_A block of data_
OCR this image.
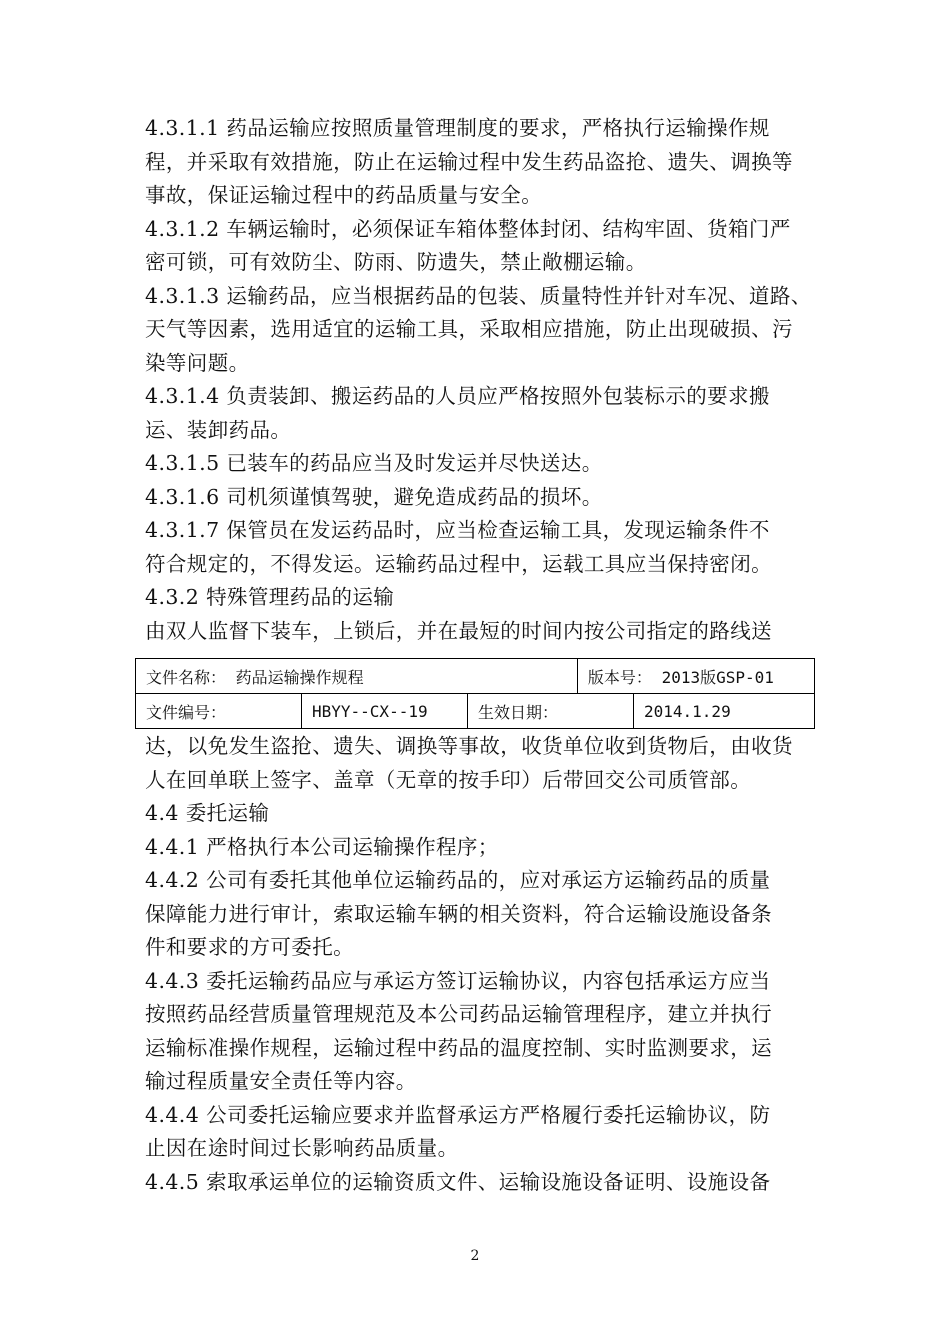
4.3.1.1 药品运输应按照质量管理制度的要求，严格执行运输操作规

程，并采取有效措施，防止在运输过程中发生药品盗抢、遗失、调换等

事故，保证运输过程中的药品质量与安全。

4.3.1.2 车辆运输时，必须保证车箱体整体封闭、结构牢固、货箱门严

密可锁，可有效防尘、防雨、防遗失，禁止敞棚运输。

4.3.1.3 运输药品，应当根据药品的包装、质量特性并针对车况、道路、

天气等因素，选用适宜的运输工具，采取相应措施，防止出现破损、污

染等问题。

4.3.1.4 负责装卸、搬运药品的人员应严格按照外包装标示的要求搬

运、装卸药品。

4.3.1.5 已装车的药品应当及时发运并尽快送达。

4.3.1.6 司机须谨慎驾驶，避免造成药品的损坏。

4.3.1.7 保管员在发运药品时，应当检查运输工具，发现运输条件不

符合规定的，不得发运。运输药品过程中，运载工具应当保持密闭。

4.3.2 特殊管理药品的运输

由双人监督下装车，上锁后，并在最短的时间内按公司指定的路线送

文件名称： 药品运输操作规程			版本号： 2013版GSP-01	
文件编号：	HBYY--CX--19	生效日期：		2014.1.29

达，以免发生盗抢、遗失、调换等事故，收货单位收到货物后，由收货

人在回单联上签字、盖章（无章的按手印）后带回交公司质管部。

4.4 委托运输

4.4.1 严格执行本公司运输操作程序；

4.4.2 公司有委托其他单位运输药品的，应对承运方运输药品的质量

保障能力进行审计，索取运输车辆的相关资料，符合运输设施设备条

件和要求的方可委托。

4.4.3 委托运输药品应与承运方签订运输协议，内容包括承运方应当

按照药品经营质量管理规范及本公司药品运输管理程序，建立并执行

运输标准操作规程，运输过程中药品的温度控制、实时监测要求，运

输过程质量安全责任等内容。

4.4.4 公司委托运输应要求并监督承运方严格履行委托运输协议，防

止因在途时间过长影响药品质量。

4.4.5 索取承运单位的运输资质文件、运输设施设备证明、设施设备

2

_What is required_
Transcribe the whole listing exactly. Pictures are excluded.

_Output_
OCR this image.
4.3.1.1 药品运输应按照质量管理制度的要求，严格执行运输操作规

程，并采取有效措施，防止在运输过程中发生药品盗抢、遗失、调换等

事故，保证运输过程中的药品质量与安全。

4.3.1.2 车辆运输时，必须保证车箱体整体封闭、结构牢固、货箱门严

密可锁，可有效防尘、防雨、防遗失，禁止敞棚运输。

4.3.1.3 运输药品，应当根据药品的包装、质量特性并针对车况、道路、

天气等因素，选用适宜的运输工具，采取相应措施，防止出现破损、污

染等问题。

4.3.1.4 负责装卸、搬运药品的人员应严格按照外包装标示的要求搬

运、装卸药品。

4.3.1.5 已装车的药品应当及时发运并尽快送达。

4.3.1.6 司机须谨慎驾驶，避免造成药品的损坏。

4.3.1.7 保管员在发运药品时，应当检查运输工具，发现运输条件不

符合规定的，不得发运。运输药品过程中，运载工具应当保持密闭。

4.3.2 特殊管理药品的运输

由双人监督下装车，上锁后，并在最短的时间内按公司指定的路线送

文件名称： 药品运输操作规程			版本号： 2013版GSP-01	
文件编号：	HBYY--CX--19	生效日期：		2014.1.29

达，以免发生盗抢、遗失、调换等事故，收货单位收到货物后，由收货

人在回单联上签字、盖章（无章的按手印）后带回交公司质管部。

4.4 委托运输

4.4.1 严格执行本公司运输操作程序；

4.4.2 公司有委托其他单位运输药品的，应对承运方运输药品的质量

保障能力进行审计，索取运输车辆的相关资料，符合运输设施设备条

件和要求的方可委托。

4.4.3 委托运输药品应与承运方签订运输协议，内容包括承运方应当

按照药品经营质量管理规范及本公司药品运输管理程序，建立并执行

运输标准操作规程，运输过程中药品的温度控制、实时监测要求，运

输过程质量安全责任等内容。

4.4.4 公司委托运输应要求并监督承运方严格履行委托运输协议，防

止因在途时间过长影响药品质量。

4.4.5 索取承运单位的运输资质文件、运输设施设备证明、设施设备

2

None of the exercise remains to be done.